>>>

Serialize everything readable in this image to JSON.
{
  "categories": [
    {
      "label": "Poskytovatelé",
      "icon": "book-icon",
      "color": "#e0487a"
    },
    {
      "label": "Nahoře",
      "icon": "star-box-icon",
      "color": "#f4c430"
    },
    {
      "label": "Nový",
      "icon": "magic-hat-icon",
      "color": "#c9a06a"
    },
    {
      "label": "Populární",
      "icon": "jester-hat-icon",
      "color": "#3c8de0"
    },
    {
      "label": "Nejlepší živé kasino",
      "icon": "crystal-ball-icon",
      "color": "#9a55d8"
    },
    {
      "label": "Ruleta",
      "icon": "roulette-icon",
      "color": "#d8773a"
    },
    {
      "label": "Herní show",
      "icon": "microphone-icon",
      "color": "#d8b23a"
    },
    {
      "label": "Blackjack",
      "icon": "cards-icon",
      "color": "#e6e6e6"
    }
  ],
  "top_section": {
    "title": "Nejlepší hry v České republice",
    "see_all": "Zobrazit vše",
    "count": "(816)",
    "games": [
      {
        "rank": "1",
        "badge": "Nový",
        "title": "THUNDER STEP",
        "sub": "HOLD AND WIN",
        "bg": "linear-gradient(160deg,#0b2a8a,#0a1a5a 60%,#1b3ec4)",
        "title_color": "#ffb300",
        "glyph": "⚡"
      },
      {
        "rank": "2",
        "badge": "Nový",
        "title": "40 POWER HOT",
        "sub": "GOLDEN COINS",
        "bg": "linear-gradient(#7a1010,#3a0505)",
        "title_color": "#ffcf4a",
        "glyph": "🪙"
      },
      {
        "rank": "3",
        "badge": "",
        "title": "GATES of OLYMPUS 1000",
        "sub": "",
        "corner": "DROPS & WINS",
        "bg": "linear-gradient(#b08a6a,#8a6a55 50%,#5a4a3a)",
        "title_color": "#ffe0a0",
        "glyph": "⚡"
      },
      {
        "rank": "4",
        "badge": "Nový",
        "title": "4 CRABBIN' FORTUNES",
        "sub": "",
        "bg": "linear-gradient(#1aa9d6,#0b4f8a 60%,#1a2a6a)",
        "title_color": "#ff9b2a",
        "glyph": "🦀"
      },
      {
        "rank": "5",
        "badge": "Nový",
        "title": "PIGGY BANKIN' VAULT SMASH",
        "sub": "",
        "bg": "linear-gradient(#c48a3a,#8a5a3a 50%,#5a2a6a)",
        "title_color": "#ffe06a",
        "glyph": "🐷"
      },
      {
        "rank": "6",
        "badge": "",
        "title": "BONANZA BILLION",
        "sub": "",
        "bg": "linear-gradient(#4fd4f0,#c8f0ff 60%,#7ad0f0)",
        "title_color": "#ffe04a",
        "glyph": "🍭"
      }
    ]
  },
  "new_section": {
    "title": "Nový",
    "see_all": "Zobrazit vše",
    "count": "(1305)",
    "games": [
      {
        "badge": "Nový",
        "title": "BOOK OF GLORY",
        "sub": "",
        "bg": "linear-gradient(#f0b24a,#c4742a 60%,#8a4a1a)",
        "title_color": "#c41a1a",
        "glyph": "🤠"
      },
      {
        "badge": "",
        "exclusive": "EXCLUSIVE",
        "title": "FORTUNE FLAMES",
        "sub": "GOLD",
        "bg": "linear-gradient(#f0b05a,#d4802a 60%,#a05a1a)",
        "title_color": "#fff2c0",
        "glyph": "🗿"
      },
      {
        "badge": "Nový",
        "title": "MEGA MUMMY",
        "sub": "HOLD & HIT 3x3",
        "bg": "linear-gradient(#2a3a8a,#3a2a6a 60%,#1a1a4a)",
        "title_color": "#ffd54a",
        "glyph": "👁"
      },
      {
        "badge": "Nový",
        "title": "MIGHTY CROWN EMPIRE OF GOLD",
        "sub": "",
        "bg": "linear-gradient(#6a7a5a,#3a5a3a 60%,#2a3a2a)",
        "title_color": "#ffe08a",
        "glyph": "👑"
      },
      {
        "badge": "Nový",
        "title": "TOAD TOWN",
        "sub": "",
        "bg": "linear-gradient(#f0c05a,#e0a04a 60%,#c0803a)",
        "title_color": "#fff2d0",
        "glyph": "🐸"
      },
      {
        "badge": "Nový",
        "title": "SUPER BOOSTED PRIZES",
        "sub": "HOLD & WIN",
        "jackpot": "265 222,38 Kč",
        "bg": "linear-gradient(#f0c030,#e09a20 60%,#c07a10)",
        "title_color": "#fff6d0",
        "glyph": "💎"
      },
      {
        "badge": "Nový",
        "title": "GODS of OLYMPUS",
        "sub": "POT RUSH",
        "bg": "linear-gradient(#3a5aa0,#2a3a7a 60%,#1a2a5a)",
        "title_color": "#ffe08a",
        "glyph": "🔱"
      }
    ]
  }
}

<<<

TASK GOAL – Quote all the records. Keep every word exact.

TASK RESULT –
Serialize everything readable in this image to JSON.
{
  "categories": [
    {
      "label": "Poskytovatelé",
      "icon": "book-icon",
      "color": "#e0487a"
    },
    {
      "label": "Nahoře",
      "icon": "star-box-icon",
      "color": "#f4c430"
    },
    {
      "label": "Nový",
      "icon": "magic-hat-icon",
      "color": "#c9a06a"
    },
    {
      "label": "Populární",
      "icon": "jester-hat-icon",
      "color": "#3c8de0"
    },
    {
      "label": "Nejlepší živé kasino",
      "icon": "crystal-ball-icon",
      "color": "#9a55d8"
    },
    {
      "label": "Ruleta",
      "icon": "roulette-icon",
      "color": "#d8773a"
    },
    {
      "label": "Herní show",
      "icon": "microphone-icon",
      "color": "#d8b23a"
    },
    {
      "label": "Blackjack",
      "icon": "cards-icon",
      "color": "#e6e6e6"
    }
  ],
  "top_section": {
    "title": "Nejlepší hry v České republice",
    "see_all": "Zobrazit vše",
    "count": "(816)",
    "games": [
      {
        "rank": "1",
        "badge": "Nový",
        "title": "THUNDER STEP",
        "sub": "HOLD AND WIN",
        "bg": "linear-gradient(160deg,#0b2a8a,#0a1a5a 60%,#1b3ec4)",
        "title_color": "#ffb300",
        "glyph": "⚡"
      },
      {
        "rank": "2",
        "badge": "Nový",
        "title": "40 POWER HOT",
        "sub": "GOLDEN COINS",
        "bg": "linear-gradient(#7a1010,#3a0505)",
        "title_color": "#ffcf4a",
        "glyph": "🪙"
      },
      {
        "rank": "3",
        "badge": "",
        "title": "GATES of OLYMPUS 1000",
        "sub": "",
        "corner": "DROPS & WINS",
        "bg": "linear-gradient(#b08a6a,#8a6a55 50%,#5a4a3a)",
        "title_color": "#ffe0a0",
        "glyph": "⚡"
      },
      {
        "rank": "4",
        "badge": "Nový",
        "title": "4 CRABBIN' FORTUNES",
        "sub": "",
        "bg": "linear-gradient(#1aa9d6,#0b4f8a 60%,#1a2a6a)",
        "title_color": "#ff9b2a",
        "glyph": "🦀"
      },
      {
        "rank": "5",
        "badge": "Nový",
        "title": "PIGGY BANKIN' VAULT SMASH",
        "sub": "",
        "bg": "linear-gradient(#c48a3a,#8a5a3a 50%,#5a2a6a)",
        "title_color": "#ffe06a",
        "glyph": "🐷"
      },
      {
        "rank": "6",
        "badge": "",
        "title": "BONANZA BILLION",
        "sub": "",
        "bg": "linear-gradient(#4fd4f0,#c8f0ff 60%,#7ad0f0)",
        "title_color": "#ffe04a",
        "glyph": "🍭"
      }
    ]
  },
  "new_section": {
    "title": "Nový",
    "see_all": "Zobrazit vše",
    "count": "(1305)",
    "games": [
      {
        "badge": "Nový",
        "title": "BOOK OF GLORY",
        "sub": "",
        "bg": "linear-gradient(#f0b24a,#c4742a 60%,#8a4a1a)",
        "title_color": "#c41a1a",
        "glyph": "🤠"
      },
      {
        "badge": "",
        "exclusive": "EXCLUSIVE",
        "title": "FORTUNE FLAMES",
        "sub": "GOLD",
        "bg": "linear-gradient(#f0b05a,#d4802a 60%,#a05a1a)",
        "title_color": "#fff2c0",
        "glyph": "🗿"
      },
      {
        "badge": "Nový",
        "title": "MEGA MUMMY",
        "sub": "HOLD & HIT 3x3",
        "bg": "linear-gradient(#2a3a8a,#3a2a6a 60%,#1a1a4a)",
        "title_color": "#ffd54a",
        "glyph": "👁"
      },
      {
        "badge": "Nový",
        "title": "MIGHTY CROWN EMPIRE OF GOLD",
        "sub": "",
        "bg": "linear-gradient(#6a7a5a,#3a5a3a 60%,#2a3a2a)",
        "title_color": "#ffe08a",
        "glyph": "👑"
      },
      {
        "badge": "Nový",
        "title": "TOAD TOWN",
        "sub": "",
        "bg": "linear-gradient(#f0c05a,#e0a04a 60%,#c0803a)",
        "title_color": "#fff2d0",
        "glyph": "🐸"
      },
      {
        "badge": "Nový",
        "title": "SUPER BOOSTED PRIZES",
        "sub": "HOLD & WIN",
        "jackpot": "265 222,38 Kč",
        "bg": "linear-gradient(#f0c030,#e09a20 60%,#c07a10)",
        "title_color": "#fff6d0",
        "glyph": "💎"
      },
      {
        "badge": "Nový",
        "title": "GODS of OLYMPUS",
        "sub": "POT RUSH",
        "bg": "linear-gradient(#3a5aa0,#2a3a7a 60%,#1a2a5a)",
        "title_color": "#ffe08a",
        "glyph": "🔱"
      }
    ]
  }
}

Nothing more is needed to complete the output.